== WHAT TO PRODUCE ==
Every entry must be echoed exactly.

Figure data in JSON:
::::::::

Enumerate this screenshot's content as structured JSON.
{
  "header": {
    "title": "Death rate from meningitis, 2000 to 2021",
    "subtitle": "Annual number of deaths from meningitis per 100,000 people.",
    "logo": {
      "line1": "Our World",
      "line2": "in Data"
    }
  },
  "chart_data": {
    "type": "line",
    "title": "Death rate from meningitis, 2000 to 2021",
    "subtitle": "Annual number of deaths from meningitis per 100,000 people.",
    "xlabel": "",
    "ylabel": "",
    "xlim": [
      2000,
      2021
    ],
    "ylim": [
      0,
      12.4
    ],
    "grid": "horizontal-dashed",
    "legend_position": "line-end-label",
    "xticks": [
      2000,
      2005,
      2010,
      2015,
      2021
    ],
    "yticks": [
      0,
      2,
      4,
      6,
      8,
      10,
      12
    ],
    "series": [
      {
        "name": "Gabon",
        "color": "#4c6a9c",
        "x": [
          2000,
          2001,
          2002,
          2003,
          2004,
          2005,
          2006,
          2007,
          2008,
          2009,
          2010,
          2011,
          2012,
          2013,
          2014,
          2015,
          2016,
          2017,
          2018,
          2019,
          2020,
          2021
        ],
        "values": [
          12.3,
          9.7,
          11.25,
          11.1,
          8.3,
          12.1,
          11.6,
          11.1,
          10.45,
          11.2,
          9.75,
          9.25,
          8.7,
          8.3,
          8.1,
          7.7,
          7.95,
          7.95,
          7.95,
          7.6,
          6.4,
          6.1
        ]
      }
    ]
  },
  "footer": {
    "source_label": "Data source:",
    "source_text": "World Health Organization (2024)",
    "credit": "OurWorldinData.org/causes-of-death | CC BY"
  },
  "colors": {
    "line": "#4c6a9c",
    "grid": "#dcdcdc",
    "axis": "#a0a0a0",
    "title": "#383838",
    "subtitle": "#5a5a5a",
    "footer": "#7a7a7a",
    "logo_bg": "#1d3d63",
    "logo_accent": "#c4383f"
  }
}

::::::::

== RESPONSE TO THIS TASK ==
Enumerate this screenshot's content as structured JSON.
{
  "header": {
    "title": "Death rate from meningitis, 2000 to 2021",
    "subtitle": "Annual number of deaths from meningitis per 100,000 people.",
    "logo": {
      "line1": "Our World",
      "line2": "in Data"
    }
  },
  "chart_data": {
    "type": "line",
    "title": "Death rate from meningitis, 2000 to 2021",
    "subtitle": "Annual number of deaths from meningitis per 100,000 people.",
    "xlabel": "",
    "ylabel": "",
    "xlim": [
      2000,
      2021
    ],
    "ylim": [
      0,
      12.4
    ],
    "grid": "horizontal-dashed",
    "legend_position": "line-end-label",
    "xticks": [
      2000,
      2005,
      2010,
      2015,
      2021
    ],
    "yticks": [
      0,
      2,
      4,
      6,
      8,
      10,
      12
    ],
    "series": [
      {
        "name": "Gabon",
        "color": "#4c6a9c",
        "x": [
          2000,
          2001,
          2002,
          2003,
          2004,
          2005,
          2006,
          2007,
          2008,
          2009,
          2010,
          2011,
          2012,
          2013,
          2014,
          2015,
          2016,
          2017,
          2018,
          2019,
          2020,
          2021
        ],
        "values": [
          12.3,
          9.7,
          11.25,
          11.1,
          8.3,
          12.1,
          11.6,
          11.1,
          10.45,
          11.2,
          9.75,
          9.25,
          8.7,
          8.3,
          8.1,
          7.7,
          7.95,
          7.95,
          7.95,
          7.6,
          6.4,
          6.1
        ]
      }
    ]
  },
  "footer": {
    "source_label": "Data source:",
    "source_text": "World Health Organization (2024)",
    "credit": "OurWorldinData.org/causes-of-death | CC BY"
  },
  "colors": {
    "line": "#4c6a9c",
    "grid": "#dcdcdc",
    "axis": "#a0a0a0",
    "title": "#383838",
    "subtitle": "#5a5a5a",
    "footer": "#7a7a7a",
    "logo_bg": "#1d3d63",
    "logo_accent": "#c4383f"
  }
}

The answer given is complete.